§ **ITEMS**
════
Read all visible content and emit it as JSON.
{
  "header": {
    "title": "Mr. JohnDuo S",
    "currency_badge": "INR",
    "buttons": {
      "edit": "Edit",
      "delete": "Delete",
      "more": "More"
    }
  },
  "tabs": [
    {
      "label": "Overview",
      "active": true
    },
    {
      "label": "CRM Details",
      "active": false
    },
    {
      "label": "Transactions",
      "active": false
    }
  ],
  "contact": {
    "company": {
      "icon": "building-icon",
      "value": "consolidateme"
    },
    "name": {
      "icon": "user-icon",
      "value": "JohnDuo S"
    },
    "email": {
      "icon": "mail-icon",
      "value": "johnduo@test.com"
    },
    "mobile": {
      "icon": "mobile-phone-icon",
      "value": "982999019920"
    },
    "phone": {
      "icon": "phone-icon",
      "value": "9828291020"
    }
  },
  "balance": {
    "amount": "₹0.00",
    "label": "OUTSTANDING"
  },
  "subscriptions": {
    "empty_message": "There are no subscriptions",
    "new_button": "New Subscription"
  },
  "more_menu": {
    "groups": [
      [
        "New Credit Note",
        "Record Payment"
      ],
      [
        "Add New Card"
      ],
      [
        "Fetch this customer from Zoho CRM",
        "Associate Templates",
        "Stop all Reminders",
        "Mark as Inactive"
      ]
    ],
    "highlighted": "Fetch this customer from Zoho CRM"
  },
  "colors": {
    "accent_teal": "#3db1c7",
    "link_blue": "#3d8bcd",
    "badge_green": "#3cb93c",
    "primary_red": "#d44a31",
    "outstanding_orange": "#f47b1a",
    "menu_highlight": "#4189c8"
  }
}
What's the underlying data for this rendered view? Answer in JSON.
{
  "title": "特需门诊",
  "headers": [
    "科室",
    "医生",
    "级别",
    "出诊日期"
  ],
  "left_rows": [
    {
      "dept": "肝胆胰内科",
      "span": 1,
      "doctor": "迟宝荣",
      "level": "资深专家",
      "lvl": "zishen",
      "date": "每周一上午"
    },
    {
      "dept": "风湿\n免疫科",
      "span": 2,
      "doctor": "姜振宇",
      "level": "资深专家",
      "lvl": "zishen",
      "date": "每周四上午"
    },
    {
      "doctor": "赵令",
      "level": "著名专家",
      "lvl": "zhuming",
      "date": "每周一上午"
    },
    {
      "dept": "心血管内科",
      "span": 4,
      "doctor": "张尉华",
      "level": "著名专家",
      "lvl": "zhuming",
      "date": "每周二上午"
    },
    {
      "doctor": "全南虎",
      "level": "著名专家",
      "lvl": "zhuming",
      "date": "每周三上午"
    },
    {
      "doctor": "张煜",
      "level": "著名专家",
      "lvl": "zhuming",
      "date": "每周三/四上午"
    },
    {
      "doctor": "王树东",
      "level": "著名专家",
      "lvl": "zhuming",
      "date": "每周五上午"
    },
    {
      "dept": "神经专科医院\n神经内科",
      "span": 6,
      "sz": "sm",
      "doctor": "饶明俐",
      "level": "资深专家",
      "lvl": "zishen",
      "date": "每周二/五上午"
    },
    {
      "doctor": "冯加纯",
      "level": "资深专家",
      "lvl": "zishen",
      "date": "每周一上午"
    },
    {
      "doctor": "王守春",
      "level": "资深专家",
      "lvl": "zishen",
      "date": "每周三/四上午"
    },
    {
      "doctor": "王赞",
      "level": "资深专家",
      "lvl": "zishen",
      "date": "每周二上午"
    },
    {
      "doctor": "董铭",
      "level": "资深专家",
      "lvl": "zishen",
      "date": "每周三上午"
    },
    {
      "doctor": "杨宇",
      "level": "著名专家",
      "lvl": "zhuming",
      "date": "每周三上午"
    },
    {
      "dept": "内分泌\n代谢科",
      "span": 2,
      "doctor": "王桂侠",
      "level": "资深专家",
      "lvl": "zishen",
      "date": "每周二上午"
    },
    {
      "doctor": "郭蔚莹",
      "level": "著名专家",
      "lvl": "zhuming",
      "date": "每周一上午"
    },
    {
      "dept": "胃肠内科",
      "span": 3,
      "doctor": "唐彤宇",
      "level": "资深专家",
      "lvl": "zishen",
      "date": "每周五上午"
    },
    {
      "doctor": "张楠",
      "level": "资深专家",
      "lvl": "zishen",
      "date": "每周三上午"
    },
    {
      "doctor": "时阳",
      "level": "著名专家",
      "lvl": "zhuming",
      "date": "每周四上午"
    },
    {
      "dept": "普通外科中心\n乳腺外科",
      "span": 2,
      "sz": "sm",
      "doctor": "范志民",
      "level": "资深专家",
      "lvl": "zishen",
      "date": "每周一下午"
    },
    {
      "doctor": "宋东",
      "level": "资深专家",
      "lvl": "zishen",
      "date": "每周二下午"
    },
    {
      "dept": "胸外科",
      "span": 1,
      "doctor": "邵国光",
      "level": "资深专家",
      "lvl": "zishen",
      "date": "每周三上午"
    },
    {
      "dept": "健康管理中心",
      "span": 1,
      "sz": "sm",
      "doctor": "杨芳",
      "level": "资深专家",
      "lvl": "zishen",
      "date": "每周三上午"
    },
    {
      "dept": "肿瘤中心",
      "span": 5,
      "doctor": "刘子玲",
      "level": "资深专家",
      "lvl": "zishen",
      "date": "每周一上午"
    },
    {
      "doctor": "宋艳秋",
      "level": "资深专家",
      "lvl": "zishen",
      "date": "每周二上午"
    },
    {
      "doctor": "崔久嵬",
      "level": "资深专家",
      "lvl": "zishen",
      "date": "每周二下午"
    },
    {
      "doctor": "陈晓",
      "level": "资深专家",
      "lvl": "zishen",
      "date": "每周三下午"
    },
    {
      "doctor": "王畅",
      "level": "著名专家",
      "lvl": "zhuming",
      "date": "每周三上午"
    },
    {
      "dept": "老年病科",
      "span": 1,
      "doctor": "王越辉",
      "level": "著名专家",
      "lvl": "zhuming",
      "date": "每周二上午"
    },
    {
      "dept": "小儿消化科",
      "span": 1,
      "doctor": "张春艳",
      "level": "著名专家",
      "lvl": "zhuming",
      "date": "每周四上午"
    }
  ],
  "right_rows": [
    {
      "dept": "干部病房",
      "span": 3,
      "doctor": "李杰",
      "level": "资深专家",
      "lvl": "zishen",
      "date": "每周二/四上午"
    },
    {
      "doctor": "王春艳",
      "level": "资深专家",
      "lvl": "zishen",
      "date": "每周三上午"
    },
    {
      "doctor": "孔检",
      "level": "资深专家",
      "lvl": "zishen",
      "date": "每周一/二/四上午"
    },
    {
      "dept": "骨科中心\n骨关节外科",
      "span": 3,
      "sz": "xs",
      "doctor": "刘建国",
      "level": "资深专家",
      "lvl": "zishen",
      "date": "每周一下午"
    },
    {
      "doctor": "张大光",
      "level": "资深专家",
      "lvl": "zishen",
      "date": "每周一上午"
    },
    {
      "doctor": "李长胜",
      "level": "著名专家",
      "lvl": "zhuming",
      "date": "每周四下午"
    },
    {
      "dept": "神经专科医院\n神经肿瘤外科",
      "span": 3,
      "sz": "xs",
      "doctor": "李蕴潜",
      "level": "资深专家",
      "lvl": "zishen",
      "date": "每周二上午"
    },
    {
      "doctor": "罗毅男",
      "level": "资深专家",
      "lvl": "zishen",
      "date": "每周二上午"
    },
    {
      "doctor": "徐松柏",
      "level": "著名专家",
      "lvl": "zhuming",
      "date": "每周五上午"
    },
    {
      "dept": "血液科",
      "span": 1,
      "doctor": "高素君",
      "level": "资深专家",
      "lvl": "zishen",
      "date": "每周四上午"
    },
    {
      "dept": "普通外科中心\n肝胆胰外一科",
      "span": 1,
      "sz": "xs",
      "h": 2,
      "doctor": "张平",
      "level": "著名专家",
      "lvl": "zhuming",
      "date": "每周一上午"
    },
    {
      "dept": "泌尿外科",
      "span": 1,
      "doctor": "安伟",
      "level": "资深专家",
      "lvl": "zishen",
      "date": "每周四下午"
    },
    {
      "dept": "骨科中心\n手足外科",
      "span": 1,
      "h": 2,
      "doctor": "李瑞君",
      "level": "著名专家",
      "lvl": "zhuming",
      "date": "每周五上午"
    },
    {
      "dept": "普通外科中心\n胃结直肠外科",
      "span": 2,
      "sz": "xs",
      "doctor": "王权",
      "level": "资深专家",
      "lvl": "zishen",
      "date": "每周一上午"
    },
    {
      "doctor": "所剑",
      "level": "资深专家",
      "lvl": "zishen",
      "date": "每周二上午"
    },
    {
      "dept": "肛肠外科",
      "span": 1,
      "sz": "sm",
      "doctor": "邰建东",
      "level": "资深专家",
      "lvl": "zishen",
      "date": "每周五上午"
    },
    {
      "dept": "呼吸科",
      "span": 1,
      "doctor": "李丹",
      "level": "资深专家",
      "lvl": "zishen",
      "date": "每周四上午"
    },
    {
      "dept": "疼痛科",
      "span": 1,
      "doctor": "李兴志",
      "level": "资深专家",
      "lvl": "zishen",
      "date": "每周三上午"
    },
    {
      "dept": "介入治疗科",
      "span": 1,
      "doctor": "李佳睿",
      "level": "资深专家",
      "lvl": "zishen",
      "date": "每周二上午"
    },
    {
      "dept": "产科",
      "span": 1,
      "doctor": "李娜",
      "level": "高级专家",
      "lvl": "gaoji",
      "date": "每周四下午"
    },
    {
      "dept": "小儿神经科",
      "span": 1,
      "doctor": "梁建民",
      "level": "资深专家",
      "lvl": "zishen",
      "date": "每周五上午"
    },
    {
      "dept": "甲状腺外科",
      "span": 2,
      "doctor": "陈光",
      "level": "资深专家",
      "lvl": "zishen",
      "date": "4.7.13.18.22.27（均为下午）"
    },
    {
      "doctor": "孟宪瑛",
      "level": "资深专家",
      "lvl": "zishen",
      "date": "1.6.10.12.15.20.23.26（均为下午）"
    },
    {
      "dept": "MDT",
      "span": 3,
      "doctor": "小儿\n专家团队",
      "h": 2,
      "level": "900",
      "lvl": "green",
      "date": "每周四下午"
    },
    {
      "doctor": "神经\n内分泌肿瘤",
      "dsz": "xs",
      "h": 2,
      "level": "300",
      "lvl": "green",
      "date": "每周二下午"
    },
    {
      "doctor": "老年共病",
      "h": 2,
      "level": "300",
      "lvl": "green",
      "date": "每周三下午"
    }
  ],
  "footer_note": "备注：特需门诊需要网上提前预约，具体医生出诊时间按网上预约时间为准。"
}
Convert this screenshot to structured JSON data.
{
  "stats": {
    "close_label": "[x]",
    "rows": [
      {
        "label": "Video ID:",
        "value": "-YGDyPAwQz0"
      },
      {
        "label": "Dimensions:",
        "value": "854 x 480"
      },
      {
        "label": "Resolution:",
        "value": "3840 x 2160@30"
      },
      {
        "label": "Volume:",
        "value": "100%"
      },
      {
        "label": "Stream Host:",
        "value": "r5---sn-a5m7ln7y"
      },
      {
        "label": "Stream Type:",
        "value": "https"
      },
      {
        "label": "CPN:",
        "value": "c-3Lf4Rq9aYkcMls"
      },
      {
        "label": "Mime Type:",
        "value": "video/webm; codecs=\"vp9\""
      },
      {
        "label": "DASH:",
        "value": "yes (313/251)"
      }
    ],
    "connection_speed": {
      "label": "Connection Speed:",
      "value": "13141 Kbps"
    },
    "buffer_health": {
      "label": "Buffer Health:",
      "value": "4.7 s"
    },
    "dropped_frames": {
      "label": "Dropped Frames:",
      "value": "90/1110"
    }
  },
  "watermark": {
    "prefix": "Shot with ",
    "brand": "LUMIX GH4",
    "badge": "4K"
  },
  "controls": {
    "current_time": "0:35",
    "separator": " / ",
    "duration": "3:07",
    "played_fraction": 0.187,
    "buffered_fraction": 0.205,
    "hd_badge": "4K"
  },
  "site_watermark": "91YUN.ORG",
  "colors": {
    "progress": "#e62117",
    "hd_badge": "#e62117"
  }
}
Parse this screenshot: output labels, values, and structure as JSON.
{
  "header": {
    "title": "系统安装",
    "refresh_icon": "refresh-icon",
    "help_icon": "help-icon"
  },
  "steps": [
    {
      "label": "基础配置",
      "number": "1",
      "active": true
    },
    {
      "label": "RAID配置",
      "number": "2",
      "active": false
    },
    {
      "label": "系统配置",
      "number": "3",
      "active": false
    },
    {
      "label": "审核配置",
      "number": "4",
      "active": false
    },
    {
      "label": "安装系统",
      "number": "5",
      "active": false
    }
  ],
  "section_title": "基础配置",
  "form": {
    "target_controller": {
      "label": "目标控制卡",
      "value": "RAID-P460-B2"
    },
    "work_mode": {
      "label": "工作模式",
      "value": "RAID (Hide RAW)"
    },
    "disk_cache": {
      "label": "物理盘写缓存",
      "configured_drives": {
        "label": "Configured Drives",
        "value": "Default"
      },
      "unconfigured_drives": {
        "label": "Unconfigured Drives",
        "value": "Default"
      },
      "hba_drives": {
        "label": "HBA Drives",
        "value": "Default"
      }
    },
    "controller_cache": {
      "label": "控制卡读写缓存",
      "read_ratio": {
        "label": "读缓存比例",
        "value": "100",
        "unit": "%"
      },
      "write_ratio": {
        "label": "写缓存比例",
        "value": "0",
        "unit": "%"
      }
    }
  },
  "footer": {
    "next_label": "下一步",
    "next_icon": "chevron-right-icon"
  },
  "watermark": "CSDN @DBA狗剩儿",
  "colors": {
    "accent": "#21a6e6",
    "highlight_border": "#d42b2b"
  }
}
════
§ **PROMPT**
Among the lines above, determine how many hold the word "神经专科医院"; report the figure alone.

§ **RESULT OF THE EXERCISE**
2